• [OBJECTIVE]: Wherever the string "Investigation" appears in a line, extract that line.

===== RECORDS =====

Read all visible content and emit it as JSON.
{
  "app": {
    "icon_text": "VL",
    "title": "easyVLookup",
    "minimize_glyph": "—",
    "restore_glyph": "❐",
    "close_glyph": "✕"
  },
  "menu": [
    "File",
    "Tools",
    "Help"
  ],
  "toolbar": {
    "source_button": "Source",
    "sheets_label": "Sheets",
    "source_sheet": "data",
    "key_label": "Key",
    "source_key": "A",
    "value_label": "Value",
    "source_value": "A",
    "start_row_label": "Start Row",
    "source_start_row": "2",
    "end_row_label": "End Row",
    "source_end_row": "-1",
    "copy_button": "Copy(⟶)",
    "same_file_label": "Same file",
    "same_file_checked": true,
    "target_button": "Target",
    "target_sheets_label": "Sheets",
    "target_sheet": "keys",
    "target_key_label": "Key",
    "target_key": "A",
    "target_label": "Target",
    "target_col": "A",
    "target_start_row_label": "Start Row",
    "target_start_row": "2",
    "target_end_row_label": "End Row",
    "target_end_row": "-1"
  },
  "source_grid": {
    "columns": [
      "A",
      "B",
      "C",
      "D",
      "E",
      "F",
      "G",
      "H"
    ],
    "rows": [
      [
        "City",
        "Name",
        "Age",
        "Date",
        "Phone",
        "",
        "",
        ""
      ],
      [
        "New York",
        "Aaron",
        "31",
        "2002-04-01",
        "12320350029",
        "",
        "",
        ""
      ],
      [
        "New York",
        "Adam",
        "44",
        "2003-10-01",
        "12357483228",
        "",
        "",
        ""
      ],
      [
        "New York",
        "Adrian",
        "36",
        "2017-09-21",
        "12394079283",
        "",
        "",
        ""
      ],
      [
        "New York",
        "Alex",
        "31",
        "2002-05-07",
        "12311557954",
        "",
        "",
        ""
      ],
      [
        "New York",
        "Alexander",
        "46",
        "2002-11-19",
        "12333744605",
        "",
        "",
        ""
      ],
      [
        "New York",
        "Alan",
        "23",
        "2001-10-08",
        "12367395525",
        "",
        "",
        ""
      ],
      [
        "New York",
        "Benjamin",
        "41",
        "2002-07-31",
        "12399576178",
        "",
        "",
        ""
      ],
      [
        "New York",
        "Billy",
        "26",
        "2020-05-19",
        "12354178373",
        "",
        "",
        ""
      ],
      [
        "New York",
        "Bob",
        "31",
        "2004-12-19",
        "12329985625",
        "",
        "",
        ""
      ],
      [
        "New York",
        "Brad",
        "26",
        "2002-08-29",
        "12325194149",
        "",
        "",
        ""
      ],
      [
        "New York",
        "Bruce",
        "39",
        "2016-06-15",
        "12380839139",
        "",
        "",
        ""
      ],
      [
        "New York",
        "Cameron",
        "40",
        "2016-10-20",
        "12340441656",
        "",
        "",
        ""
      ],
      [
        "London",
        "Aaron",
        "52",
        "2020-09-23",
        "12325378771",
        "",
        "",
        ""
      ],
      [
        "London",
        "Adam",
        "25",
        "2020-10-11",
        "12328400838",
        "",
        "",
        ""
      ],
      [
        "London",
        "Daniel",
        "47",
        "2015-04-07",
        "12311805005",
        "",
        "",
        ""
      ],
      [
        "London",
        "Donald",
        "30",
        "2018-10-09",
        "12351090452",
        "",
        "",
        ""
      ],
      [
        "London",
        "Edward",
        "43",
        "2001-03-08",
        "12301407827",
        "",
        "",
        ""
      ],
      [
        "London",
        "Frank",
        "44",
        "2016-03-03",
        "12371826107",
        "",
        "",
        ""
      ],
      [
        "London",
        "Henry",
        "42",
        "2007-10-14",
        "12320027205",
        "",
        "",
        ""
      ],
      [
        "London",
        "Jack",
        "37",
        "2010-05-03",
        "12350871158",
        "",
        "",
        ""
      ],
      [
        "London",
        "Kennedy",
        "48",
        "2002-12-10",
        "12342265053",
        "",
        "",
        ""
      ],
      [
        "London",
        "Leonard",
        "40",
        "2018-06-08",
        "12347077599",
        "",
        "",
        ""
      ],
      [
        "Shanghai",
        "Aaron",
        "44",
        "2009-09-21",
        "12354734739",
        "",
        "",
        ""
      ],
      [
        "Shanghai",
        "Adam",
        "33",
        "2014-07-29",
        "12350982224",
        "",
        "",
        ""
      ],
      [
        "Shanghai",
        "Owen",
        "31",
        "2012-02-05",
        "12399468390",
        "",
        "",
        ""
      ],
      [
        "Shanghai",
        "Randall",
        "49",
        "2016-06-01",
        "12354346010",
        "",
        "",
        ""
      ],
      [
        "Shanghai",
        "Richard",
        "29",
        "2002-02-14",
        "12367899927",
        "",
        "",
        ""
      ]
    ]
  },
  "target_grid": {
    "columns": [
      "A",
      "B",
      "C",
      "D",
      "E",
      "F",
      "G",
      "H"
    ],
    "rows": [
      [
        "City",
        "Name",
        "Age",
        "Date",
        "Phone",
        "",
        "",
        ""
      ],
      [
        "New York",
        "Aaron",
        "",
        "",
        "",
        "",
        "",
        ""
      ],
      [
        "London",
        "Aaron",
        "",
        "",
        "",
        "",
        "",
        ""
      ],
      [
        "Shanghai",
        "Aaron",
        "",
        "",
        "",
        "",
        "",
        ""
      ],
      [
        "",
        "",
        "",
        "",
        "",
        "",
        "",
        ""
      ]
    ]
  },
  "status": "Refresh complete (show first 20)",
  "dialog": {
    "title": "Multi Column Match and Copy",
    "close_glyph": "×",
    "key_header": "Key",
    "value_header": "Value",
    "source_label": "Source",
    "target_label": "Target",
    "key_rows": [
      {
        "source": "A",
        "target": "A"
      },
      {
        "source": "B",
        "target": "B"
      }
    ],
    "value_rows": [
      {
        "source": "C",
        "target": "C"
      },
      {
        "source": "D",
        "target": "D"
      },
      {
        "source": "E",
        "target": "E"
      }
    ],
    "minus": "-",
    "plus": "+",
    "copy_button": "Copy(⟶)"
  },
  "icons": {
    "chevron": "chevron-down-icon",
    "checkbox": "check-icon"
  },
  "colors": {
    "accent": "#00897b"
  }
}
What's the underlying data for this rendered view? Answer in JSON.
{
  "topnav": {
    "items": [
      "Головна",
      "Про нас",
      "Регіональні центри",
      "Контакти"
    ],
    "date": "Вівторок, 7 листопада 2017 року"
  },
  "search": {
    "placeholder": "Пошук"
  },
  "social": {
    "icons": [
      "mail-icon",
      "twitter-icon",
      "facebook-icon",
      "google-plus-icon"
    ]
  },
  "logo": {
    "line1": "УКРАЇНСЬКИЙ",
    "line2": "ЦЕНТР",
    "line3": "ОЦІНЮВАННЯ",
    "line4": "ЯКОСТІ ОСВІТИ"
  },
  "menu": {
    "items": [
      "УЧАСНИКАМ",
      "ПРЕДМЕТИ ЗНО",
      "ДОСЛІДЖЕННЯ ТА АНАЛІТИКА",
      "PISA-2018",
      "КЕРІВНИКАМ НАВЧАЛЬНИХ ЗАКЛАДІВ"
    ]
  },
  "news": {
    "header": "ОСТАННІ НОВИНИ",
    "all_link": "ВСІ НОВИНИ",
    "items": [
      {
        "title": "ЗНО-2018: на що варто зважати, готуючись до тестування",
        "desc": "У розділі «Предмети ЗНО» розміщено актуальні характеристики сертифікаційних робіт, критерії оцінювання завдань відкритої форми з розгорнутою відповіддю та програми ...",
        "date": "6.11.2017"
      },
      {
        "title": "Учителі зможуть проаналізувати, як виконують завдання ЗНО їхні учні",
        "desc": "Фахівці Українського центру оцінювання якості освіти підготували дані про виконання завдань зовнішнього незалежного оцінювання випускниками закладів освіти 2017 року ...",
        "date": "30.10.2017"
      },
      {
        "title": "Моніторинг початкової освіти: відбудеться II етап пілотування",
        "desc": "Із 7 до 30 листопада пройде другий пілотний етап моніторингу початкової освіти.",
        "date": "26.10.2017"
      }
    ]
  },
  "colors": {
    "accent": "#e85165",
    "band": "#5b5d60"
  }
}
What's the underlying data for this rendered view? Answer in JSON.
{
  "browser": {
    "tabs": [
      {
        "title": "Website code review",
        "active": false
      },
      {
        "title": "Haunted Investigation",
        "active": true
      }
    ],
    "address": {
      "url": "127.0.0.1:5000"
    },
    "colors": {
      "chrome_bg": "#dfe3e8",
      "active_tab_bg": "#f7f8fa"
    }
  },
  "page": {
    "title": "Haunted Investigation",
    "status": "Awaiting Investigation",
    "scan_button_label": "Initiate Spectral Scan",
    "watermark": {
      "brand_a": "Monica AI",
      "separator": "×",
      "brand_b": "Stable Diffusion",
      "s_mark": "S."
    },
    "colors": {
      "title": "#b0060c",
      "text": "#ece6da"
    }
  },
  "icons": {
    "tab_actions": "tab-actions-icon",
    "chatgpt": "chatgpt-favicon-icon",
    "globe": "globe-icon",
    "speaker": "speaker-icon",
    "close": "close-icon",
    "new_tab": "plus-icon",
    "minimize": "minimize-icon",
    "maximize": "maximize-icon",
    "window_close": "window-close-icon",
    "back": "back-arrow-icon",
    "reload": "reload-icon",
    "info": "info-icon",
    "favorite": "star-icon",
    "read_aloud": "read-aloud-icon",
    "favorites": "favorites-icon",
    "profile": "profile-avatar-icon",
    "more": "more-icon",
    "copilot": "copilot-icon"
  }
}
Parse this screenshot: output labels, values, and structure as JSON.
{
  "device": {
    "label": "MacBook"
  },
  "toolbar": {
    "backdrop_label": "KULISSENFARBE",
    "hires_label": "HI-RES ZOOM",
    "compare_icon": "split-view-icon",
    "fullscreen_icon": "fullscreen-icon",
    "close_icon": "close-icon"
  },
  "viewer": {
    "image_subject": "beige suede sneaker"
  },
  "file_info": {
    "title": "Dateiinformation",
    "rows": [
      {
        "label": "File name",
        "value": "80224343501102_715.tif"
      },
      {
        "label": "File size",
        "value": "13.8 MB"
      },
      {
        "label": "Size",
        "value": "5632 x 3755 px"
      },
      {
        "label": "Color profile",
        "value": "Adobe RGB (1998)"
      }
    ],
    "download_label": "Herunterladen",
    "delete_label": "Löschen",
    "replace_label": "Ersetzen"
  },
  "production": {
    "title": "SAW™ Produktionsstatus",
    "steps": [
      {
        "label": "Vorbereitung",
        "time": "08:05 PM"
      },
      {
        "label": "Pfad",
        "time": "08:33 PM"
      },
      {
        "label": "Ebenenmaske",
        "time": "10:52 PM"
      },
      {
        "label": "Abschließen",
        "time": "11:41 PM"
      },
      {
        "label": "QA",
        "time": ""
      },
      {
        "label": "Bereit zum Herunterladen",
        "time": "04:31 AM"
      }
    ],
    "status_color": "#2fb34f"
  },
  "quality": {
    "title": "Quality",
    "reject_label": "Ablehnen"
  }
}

=====

• [RESULT]:
        "title": "Haunted Investigation",
    "title": "Haunted Investigation",
    "status": "Awaiting Investigation",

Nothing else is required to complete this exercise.